== BRIEF ==
Extract all lines from the data beneath that include the word "Entropy".

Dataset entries
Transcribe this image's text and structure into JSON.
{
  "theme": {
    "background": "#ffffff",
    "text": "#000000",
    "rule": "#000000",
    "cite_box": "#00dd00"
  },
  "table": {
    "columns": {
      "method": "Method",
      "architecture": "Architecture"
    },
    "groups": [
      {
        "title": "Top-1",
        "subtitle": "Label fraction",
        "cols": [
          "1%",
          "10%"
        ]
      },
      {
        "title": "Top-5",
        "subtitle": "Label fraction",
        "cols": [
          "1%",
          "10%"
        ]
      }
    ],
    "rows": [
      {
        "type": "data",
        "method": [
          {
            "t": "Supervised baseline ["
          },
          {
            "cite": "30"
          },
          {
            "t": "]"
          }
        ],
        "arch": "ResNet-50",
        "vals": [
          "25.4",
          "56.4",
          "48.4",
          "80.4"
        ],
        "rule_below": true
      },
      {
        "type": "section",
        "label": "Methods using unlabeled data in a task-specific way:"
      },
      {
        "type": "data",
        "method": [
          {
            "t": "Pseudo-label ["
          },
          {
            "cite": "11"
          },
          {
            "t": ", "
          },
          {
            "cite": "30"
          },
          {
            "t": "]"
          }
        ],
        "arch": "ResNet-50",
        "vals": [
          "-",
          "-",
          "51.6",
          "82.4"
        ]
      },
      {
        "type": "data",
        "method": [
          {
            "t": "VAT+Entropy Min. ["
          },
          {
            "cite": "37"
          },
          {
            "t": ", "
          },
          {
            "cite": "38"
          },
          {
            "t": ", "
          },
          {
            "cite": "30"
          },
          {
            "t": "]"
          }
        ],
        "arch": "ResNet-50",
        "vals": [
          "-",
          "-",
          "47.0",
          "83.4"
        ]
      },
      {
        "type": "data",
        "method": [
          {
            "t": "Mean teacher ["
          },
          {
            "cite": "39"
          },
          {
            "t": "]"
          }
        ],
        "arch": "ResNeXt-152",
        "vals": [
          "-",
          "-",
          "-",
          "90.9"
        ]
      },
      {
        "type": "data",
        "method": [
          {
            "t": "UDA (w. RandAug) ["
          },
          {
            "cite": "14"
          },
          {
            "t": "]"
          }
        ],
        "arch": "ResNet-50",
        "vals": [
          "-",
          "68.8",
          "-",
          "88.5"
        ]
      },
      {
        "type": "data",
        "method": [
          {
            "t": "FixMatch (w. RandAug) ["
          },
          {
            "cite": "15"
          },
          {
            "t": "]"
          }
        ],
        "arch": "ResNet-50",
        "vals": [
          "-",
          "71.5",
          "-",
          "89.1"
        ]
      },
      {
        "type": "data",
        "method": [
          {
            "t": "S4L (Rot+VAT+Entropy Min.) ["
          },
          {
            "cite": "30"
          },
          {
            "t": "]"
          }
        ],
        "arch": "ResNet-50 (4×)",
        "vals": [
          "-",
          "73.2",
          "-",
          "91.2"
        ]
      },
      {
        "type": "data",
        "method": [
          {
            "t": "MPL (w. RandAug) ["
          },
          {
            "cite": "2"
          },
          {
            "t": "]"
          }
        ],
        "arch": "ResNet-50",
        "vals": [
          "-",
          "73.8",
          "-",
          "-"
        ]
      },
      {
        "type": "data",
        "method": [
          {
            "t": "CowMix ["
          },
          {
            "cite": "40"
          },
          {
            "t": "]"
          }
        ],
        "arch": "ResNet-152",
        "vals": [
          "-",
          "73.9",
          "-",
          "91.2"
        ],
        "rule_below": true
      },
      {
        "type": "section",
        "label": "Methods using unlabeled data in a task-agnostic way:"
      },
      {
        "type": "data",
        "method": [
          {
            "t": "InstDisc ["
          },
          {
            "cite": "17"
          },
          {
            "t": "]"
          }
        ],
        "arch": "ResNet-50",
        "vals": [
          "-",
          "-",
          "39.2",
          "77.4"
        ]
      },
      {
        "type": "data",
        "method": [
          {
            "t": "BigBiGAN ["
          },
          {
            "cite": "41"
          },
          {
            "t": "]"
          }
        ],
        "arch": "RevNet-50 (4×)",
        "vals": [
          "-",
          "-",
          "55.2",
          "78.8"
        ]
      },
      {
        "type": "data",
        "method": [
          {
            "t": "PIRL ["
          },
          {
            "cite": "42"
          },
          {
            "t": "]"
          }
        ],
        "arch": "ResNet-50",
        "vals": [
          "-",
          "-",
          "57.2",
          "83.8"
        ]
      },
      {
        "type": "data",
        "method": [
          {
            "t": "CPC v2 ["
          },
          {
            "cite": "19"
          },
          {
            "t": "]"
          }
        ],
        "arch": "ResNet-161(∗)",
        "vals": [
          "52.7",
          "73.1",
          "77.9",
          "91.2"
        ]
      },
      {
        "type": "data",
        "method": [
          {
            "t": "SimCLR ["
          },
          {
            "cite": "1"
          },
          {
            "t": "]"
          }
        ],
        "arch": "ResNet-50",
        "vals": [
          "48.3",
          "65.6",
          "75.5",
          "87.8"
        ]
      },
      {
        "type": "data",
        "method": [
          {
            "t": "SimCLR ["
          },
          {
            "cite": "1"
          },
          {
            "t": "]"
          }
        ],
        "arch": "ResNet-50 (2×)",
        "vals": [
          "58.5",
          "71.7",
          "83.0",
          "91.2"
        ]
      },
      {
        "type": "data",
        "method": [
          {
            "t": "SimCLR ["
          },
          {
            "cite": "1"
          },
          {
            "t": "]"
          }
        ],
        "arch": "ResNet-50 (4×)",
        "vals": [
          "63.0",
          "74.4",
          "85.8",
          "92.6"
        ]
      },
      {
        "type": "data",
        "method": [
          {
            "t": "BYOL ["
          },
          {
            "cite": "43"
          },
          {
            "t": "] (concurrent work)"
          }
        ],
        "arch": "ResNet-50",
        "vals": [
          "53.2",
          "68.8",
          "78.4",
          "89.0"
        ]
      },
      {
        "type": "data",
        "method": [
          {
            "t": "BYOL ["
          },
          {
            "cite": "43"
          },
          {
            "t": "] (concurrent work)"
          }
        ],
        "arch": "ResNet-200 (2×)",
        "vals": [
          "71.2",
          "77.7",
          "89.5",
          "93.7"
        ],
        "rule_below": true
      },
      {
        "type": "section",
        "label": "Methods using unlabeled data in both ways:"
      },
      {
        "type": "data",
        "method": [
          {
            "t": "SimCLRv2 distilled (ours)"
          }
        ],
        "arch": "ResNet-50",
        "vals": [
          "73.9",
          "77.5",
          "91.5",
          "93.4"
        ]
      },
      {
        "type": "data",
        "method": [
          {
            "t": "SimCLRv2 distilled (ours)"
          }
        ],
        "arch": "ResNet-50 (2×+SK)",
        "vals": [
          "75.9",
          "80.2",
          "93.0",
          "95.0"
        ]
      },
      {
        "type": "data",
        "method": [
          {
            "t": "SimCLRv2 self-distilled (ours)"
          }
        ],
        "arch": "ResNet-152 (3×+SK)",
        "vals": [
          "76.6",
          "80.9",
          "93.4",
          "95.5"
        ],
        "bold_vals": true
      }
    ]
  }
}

== WRITTEN REPLY ==
            "t": "VAT+Entropy Min. ["
            "t": "S4L (Rot+VAT+Entropy Min.) ["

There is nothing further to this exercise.